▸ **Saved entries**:
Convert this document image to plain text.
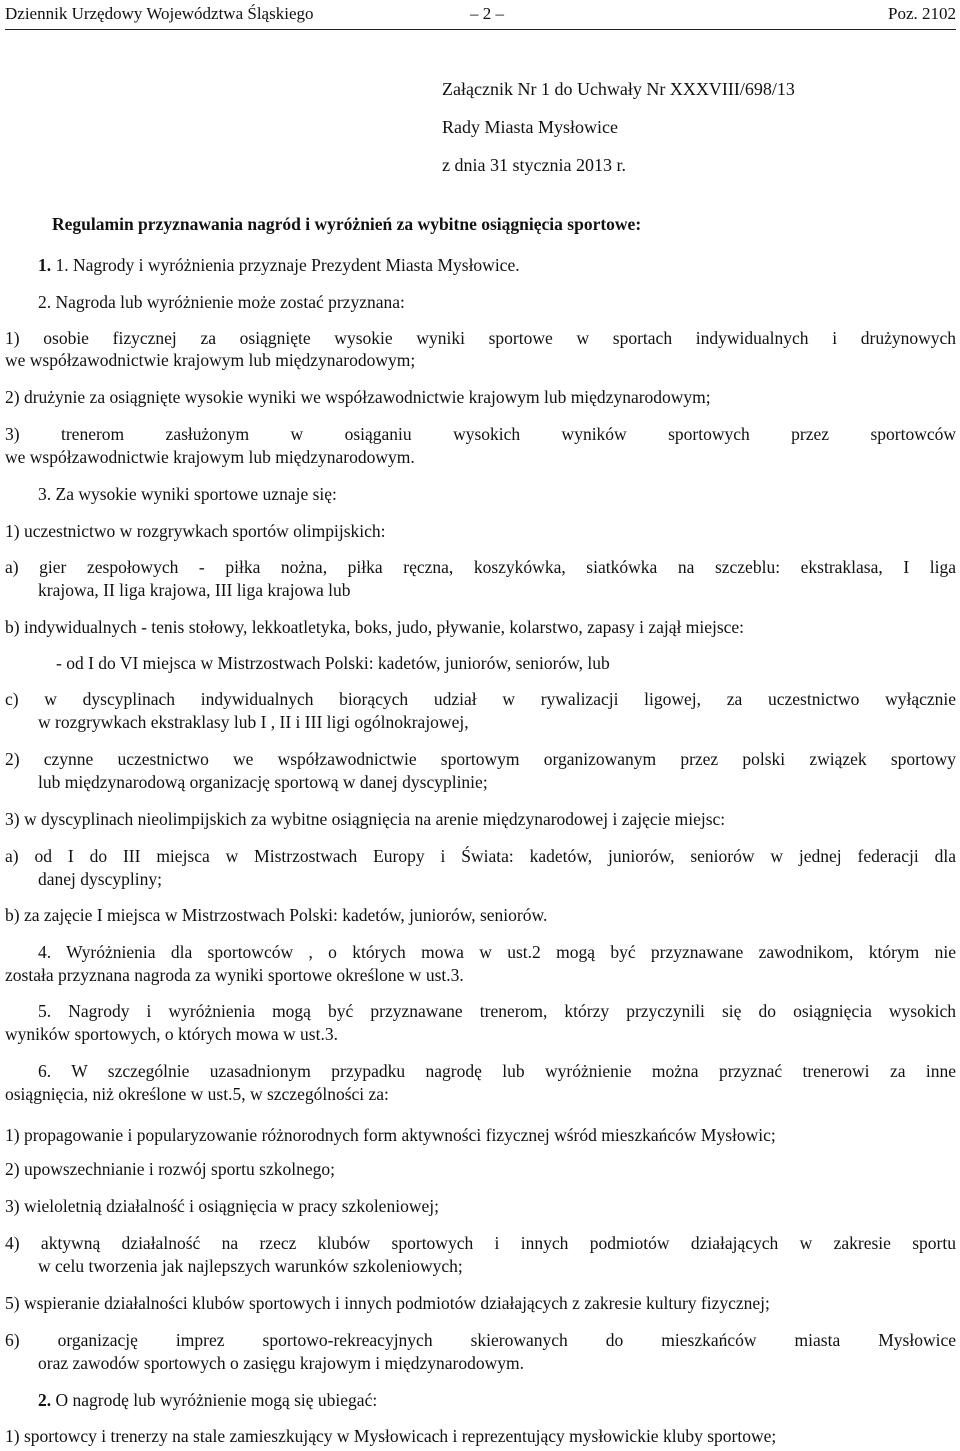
Dziennik Urzędowy Województwa Śląskiego	– 2 –	Poz. 2102
Załącznik Nr 1 do Uchwały Nr XXXVIII/698/13
Rady Miasta Mysłowice
z dnia 31 stycznia 2013 r.
Regulamin przyznawania nagród i wyróżnień za wybitne osiągnięcia sportowe:
1. 1. Nagrody i wyróżnienia przyznaje Prezydent Miasta Mysłowice.
2. Nagroda lub wyróżnienie może zostać przyznana:
1) osobie fizycznej za osiągnięte wysokie wyniki sportowe w sportach indywidualnych i drużynowych
we współzawodnictwie krajowym lub międzynarodowym;
2) drużynie za osiągnięte wysokie wyniki we współzawodnictwie krajowym lub międzynarodowym;
3) trenerom zasłużonym w osiąganiu wysokich wyników sportowych przez sportowców
we współzawodnictwie krajowym lub międzynarodowym.
3. Za wysokie wyniki sportowe uznaje się:
1) uczestnictwo w rozgrywkach sportów olimpijskich:
a) gier zespołowych - piłka nożna, piłka ręczna, koszykówka, siatkówka na szczeblu: ekstraklasa, I liga
krajowa, II liga krajowa, III liga krajowa lub
b) indywidualnych - tenis stołowy, lekkoatletyka, boks, judo, pływanie, kolarstwo, zapasy i zajął miejsce:
- od I do VI miejsca w Mistrzostwach Polski: kadetów, juniorów, seniorów, lub
c) w dyscyplinach indywidualnych biorących udział w rywalizacji ligowej, za uczestnictwo wyłącznie
w rozgrywkach ekstraklasy lub I , II i III ligi ogólnokrajowej,
2) czynne uczestnictwo we współzawodnictwie sportowym organizowanym przez polski związek sportowy
lub międzynarodową organizację sportową w danej dyscyplinie;
3) w dyscyplinach nieolimpijskich za wybitne osiągnięcia na arenie międzynarodowej i zajęcie miejsc:
a) od I do III miejsca w Mistrzostwach Europy i Świata: kadetów, juniorów, seniorów w jednej federacji dla
danej dyscypliny;
b) za zajęcie I miejsca w Mistrzostwach Polski: kadetów, juniorów, seniorów.
4. Wyróżnienia dla sportowców , o których mowa w ust.2 mogą być przyznawane zawodnikom, którym nie
została przyznana nagroda za wyniki sportowe określone w ust.3.
5. Nagrody i wyróżnienia mogą być przyznawane trenerom, którzy przyczynili się do osiągnięcia wysokich
wyników sportowych, o których mowa w ust.3.
6. W szczególnie uzasadnionym przypadku nagrodę lub wyróżnienie można przyznać trenerowi za inne
osiągnięcia, niż określone w ust.5, w szczególności za:
1) propagowanie i popularyzowanie różnorodnych form aktywności fizycznej wśród mieszkańców Mysłowic;
2) upowszechnianie i rozwój sportu szkolnego;
3) wieloletnią działalność i osiągnięcia w pracy szkoleniowej;
4) aktywną działalność na rzecz klubów sportowych i innych podmiotów działających w zakresie sportu
w celu tworzenia jak najlepszych warunków szkoleniowych;
5) wspieranie działalności klubów sportowych i innych podmiotów działających z zakresie kultury fizycznej;
6) organizację imprez sportowo-rekreacyjnych skierowanych do mieszkańców miasta Mysłowice
oraz zawodów sportowych o zasięgu krajowym i międzynarodowym.
2. O nagrodę lub wyróżnienie mogą się ubiegać:
1) sportowcy i trenerzy na stale zamieszkujący w Mysłowicach i reprezentujący mysłowickie kluby sportowe;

▸ **GIVEN PROBLEM**:
Copy every line above that includes the string "podmiotów".

▸ **TASK RESULT**:
4) aktywną działalność na rzecz klubów sportowych i innych podmiotów działających w zakresie sportu
5) wspieranie działalności klubów sportowych i innych podmiotów działających z zakresie kultury fizycznej;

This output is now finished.